• Stated exercise:
Filter the entries down to the lines that contain the string "شماره". Case counts.

• Data section:
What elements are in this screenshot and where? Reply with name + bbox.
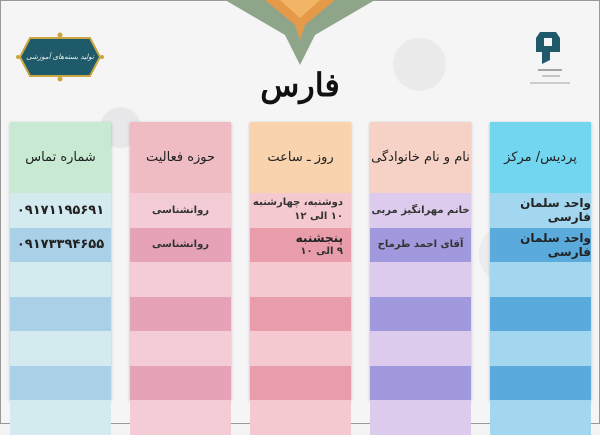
table-cell xyxy=(250,296,351,331)
cell-text: روانشناسی xyxy=(151,239,210,251)
table-cell xyxy=(370,400,471,435)
table-cell xyxy=(370,331,471,366)
column-header: شماره تماس xyxy=(10,122,111,193)
table-cell: دوشنبه، چهارشنبه ۱۰ الی ۱۲ xyxy=(250,193,351,228)
column-day-time: روز ـ ساعت دوشنبه، چهارشنبه ۱۰ الی ۱۲ پنجشن… xyxy=(250,122,351,435)
column-contact-number: شماره تماس ۰۹۱۷۱۱۹۵۶۹۱ ۰۹۱۷۳۳۹۴۶۵۵ xyxy=(10,122,111,435)
table-cell xyxy=(490,365,591,400)
table-cell xyxy=(250,331,351,366)
cell-text: روانشناسی xyxy=(151,204,210,216)
table-cell xyxy=(490,296,591,331)
table-cell xyxy=(490,262,591,297)
table-cell xyxy=(130,400,231,435)
table-cell xyxy=(130,296,231,331)
table-cell xyxy=(250,262,351,297)
badge-text: تولید بسته‌های آموزشی xyxy=(26,52,94,61)
cell-text: واحد سلمان فارسی xyxy=(520,196,591,225)
table-cell xyxy=(130,331,231,366)
column-header: پردیس/ مرکز xyxy=(490,122,591,193)
table-cell xyxy=(10,400,111,435)
column-campus-center: پردیس/ مرکز واحد سلمان فارسی واحد سلمان فا… xyxy=(490,122,591,435)
table-cell xyxy=(250,365,351,400)
table-cell xyxy=(250,400,351,435)
table-cell: روانشناسی xyxy=(130,193,231,228)
table-cell xyxy=(10,296,111,331)
table-cell xyxy=(10,365,111,400)
badge-logo xyxy=(16,32,104,82)
table-cell xyxy=(10,331,111,366)
table-cell: ۰۹۱۷۳۳۹۴۶۵۵ xyxy=(10,227,111,262)
table-cell: ۰۹۱۷۱۱۹۵۶۹۱ xyxy=(10,193,111,228)
university-logo xyxy=(530,32,570,84)
table-cell xyxy=(370,296,471,331)
page-title: فارس xyxy=(260,66,340,104)
cell-line: ۱۰ الی ۱۲ xyxy=(294,211,343,223)
table-cell: روانشناسی xyxy=(130,227,231,262)
column-header: نام و نام خانوادگی xyxy=(370,122,471,193)
cell-text: واحد سلمان فارسی xyxy=(520,230,591,259)
ornament-icon xyxy=(225,0,375,65)
table-cell xyxy=(490,331,591,366)
cell-text: ۰۹۱۷۳۳۹۴۶۵۵ xyxy=(16,237,105,253)
table-cell: واحد سلمان فارسی xyxy=(490,227,591,262)
table-cell xyxy=(490,400,591,435)
table-cell xyxy=(370,262,471,297)
cell-line: دوشنبه، چهارشنبه xyxy=(252,197,343,209)
table-cell xyxy=(370,365,471,400)
column-header: روز ـ ساعت xyxy=(250,122,351,193)
table-cell: آقای احمد طرماح xyxy=(370,227,471,262)
table-cell xyxy=(130,262,231,297)
table-cell: واحد سلمان فارسی xyxy=(490,193,591,228)
cell-line: ۹ الی ۱۰ xyxy=(300,245,343,257)
table-cell xyxy=(130,365,231,400)
table-cell: خانم مهرانگیز مربی xyxy=(370,193,471,228)
table-cell xyxy=(10,262,111,297)
column-activity-field: حوزه فعالیت روانشناسی روانشناسی xyxy=(130,122,231,435)
cell-text: ۰۹۱۷۱۱۹۵۶۹۱ xyxy=(16,202,105,218)
column-header: حوزه فعالیت xyxy=(130,122,231,193)
cell-line: پنجشنبه xyxy=(295,230,343,245)
cell-text: خانم مهرانگیز مربی xyxy=(371,204,470,216)
table-cell: پنجشنبه ۹ الی ۱۰ xyxy=(250,227,351,262)
cell-text: آقای احمد طرماح xyxy=(377,239,464,251)
column-full-name: نام و نام خانوادگی خانم مهرانگیز مربی آقای… xyxy=(370,122,471,435)
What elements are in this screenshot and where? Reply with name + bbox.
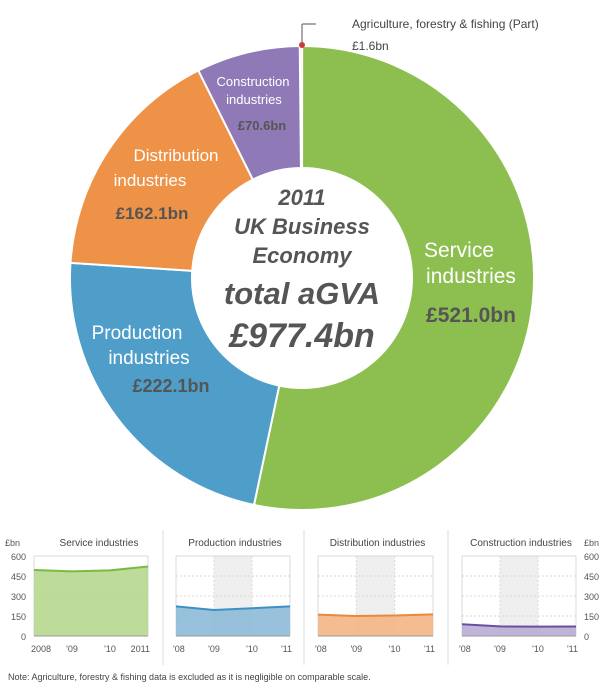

• Problem solution:
column-header: شماره تماس xyxy=(10,122,111,193)
column-contact-number: شماره تماس ۰۹۱۷۱۱۹۵۶۹۱ ۰۹۱۷۳۳۹۴۶۵۵ xyxy=(10,122,111,435)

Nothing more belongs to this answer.